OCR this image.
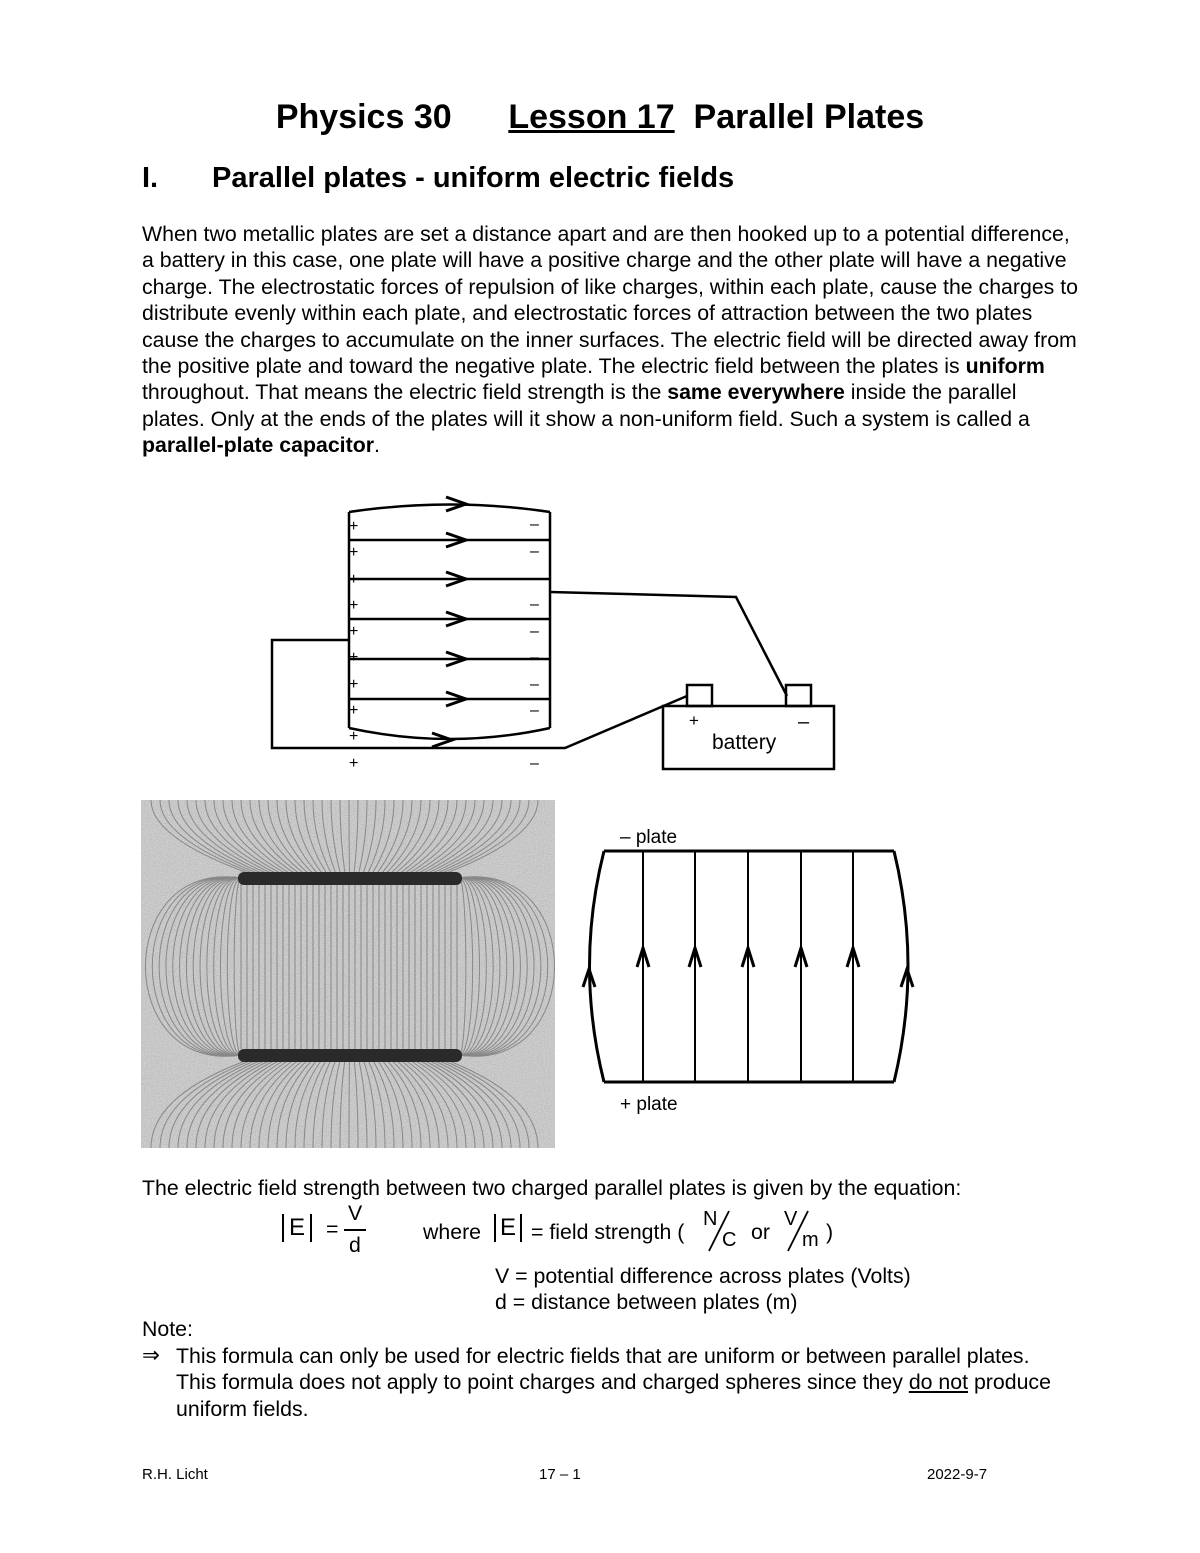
Physics 30 Lesson 17 Parallel Plates
I. Parallel plates - uniform electric fields
When two metallic plates are set a distance apart and are then hooked up to a potential difference, a battery in this case, one plate will have a positive charge and the other plate will have a negative charge. The electrostatic forces of repulsion of like charges, within each plate, cause the charges to distribute evenly within each plate, and electrostatic forces of attraction between the two plates cause the charges to accumulate on the inner surfaces. The electric field will be directed away from the positive plate and toward the negative plate. The electric field between the plates is uniform throughout. That means the electric field strength is the same everywhere inside the parallel plates. Only at the ends of the plates will it show a non-uniform field. Such a system is called a parallel-plate capacitor.
+
+
+
+
+
+
+
+
+
+
–
–
–
–
–
–
–
–
+	–
battery
– plate
+ plate
The electric field strength between two charged parallel plates is given by the equation:
E =
V
d
where E = field strength (
N
C or
V
m )
V = potential difference across plates (Volts)
d = distance between plates (m)
Note:
⇒ This formula can only be used for electric fields that are uniform or between parallel plates. This formula does not apply to point charges and charged spheres since they do not produce uniform fields.
R.H. Licht	17 – 1	2022-9-7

---+---

▶ EXERCISE
Transcribe every line in the entries above, taking out only the images.

▶ EXERCISE RESULT
OCR this image.
Physics 30 Lesson 17 Parallel Plates
I. Parallel plates - uniform electric fields
When two metallic plates are set a distance apart and are then hooked up to a potential difference, a battery in this case, one plate will have a positive charge and the other plate will have a negative charge. The electrostatic forces of repulsion of like charges, within each plate, cause the charges to distribute evenly within each plate, and electrostatic forces of attraction between the two plates cause the charges to accumulate on the inner surfaces. The electric field will be directed away from the positive plate and toward the negative plate. The electric field between the plates is uniform throughout. That means the electric field strength is the same everywhere inside the parallel plates. Only at the ends of the plates will it show a non-uniform field. Such a system is called a parallel-plate capacitor.
+
+
+
+
+
+
+
+
+
+
–
–
–
–
–
–
–
–
+	–
battery
– plate
+ plate
The electric field strength between two charged parallel plates is given by the equation:
E =
V
d
where E = field strength (
N
C or
V
m )
V = potential difference across plates (Volts)
d = distance between plates (m)
Note:
⇒ This formula can only be used for electric fields that are uniform or between parallel plates. This formula does not apply to point charges and charged spheres since they do not produce uniform fields.
R.H. Licht	17 – 1	2022-9-7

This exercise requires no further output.